- _To do_
Please output the lines shown below exactly as they appear.

[Data entries]
::::::
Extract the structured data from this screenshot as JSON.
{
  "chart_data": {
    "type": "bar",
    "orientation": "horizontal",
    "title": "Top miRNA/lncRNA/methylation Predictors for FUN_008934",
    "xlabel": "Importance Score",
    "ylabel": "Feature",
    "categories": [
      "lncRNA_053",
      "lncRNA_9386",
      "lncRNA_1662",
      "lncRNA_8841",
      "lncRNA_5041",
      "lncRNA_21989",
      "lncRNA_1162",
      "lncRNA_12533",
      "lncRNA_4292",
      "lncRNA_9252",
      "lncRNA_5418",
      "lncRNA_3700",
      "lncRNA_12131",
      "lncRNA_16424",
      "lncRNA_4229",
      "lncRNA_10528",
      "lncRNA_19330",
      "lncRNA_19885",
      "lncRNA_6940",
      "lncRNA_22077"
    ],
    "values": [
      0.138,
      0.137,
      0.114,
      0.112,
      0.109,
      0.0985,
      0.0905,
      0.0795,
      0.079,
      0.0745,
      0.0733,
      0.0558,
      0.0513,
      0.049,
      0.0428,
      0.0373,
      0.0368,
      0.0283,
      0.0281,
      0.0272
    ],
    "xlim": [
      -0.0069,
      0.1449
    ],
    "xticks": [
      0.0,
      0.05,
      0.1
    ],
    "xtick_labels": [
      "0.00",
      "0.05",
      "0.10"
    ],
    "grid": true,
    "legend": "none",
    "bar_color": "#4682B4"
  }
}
::::::
- _Solved problem_
Extract the structured data from this screenshot as JSON.
{
  "chart_data": {
    "type": "bar",
    "orientation": "horizontal",
    "title": "Top miRNA/lncRNA/methylation Predictors for FUN_008934",
    "xlabel": "Importance Score",
    "ylabel": "Feature",
    "categories": [
      "lncRNA_053",
      "lncRNA_9386",
      "lncRNA_1662",
      "lncRNA_8841",
      "lncRNA_5041",
      "lncRNA_21989",
      "lncRNA_1162",
      "lncRNA_12533",
      "lncRNA_4292",
      "lncRNA_9252",
      "lncRNA_5418",
      "lncRNA_3700",
      "lncRNA_12131",
      "lncRNA_16424",
      "lncRNA_4229",
      "lncRNA_10528",
      "lncRNA_19330",
      "lncRNA_19885",
      "lncRNA_6940",
      "lncRNA_22077"
    ],
    "values": [
      0.138,
      0.137,
      0.114,
      0.112,
      0.109,
      0.0985,
      0.0905,
      0.0795,
      0.079,
      0.0745,
      0.0733,
      0.0558,
      0.0513,
      0.049,
      0.0428,
      0.0373,
      0.0368,
      0.0283,
      0.0281,
      0.0272
    ],
    "xlim": [
      -0.0069,
      0.1449
    ],
    "xticks": [
      0.0,
      0.05,
      0.1
    ],
    "xtick_labels": [
      "0.00",
      "0.05",
      "0.10"
    ],
    "grid": true,
    "legend": "none",
    "bar_color": "#4682B4"
  }
}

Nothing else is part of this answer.